#### Supplied records:
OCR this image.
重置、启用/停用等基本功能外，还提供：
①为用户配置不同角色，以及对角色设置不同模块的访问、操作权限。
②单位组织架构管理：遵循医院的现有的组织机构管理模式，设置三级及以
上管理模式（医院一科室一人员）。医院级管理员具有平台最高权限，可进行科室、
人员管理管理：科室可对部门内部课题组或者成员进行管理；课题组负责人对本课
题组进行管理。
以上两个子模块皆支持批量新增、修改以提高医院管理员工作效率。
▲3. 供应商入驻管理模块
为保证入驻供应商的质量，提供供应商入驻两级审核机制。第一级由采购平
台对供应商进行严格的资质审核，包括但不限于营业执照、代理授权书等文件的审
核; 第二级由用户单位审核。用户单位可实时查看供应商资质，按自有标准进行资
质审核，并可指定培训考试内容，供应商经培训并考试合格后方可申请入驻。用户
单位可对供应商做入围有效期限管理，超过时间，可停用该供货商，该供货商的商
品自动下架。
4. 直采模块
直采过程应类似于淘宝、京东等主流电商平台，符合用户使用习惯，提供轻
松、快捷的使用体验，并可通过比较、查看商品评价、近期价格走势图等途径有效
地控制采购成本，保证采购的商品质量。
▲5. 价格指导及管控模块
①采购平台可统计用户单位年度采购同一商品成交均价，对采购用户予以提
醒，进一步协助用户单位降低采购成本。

#### Aim:
Return the material exactly as it stands.

#### Result of the exercise:
OCR this image.
重置、启用/停用等基本功能外，还提供：
①为用户配置不同角色，以及对角色设置不同模块的访问、操作权限。
②单位组织架构管理：遵循医院的现有的组织机构管理模式，设置三级及以
上管理模式（医院一科室一人员）。医院级管理员具有平台最高权限，可进行科室、
人员管理管理：科室可对部门内部课题组或者成员进行管理；课题组负责人对本课
题组进行管理。
以上两个子模块皆支持批量新增、修改以提高医院管理员工作效率。
▲3. 供应商入驻管理模块
为保证入驻供应商的质量，提供供应商入驻两级审核机制。第一级由采购平
台对供应商进行严格的资质审核，包括但不限于营业执照、代理授权书等文件的审
核; 第二级由用户单位审核。用户单位可实时查看供应商资质，按自有标准进行资
质审核，并可指定培训考试内容，供应商经培训并考试合格后方可申请入驻。用户
单位可对供应商做入围有效期限管理，超过时间，可停用该供货商，该供货商的商
品自动下架。
4. 直采模块
直采过程应类似于淘宝、京东等主流电商平台，符合用户使用习惯，提供轻
松、快捷的使用体验，并可通过比较、查看商品评价、近期价格走势图等途径有效
地控制采购成本，保证采购的商品质量。
▲5. 价格指导及管控模块
①采购平台可统计用户单位年度采购同一商品成交均价，对采购用户予以提
醒，进一步协助用户单位降低采购成本。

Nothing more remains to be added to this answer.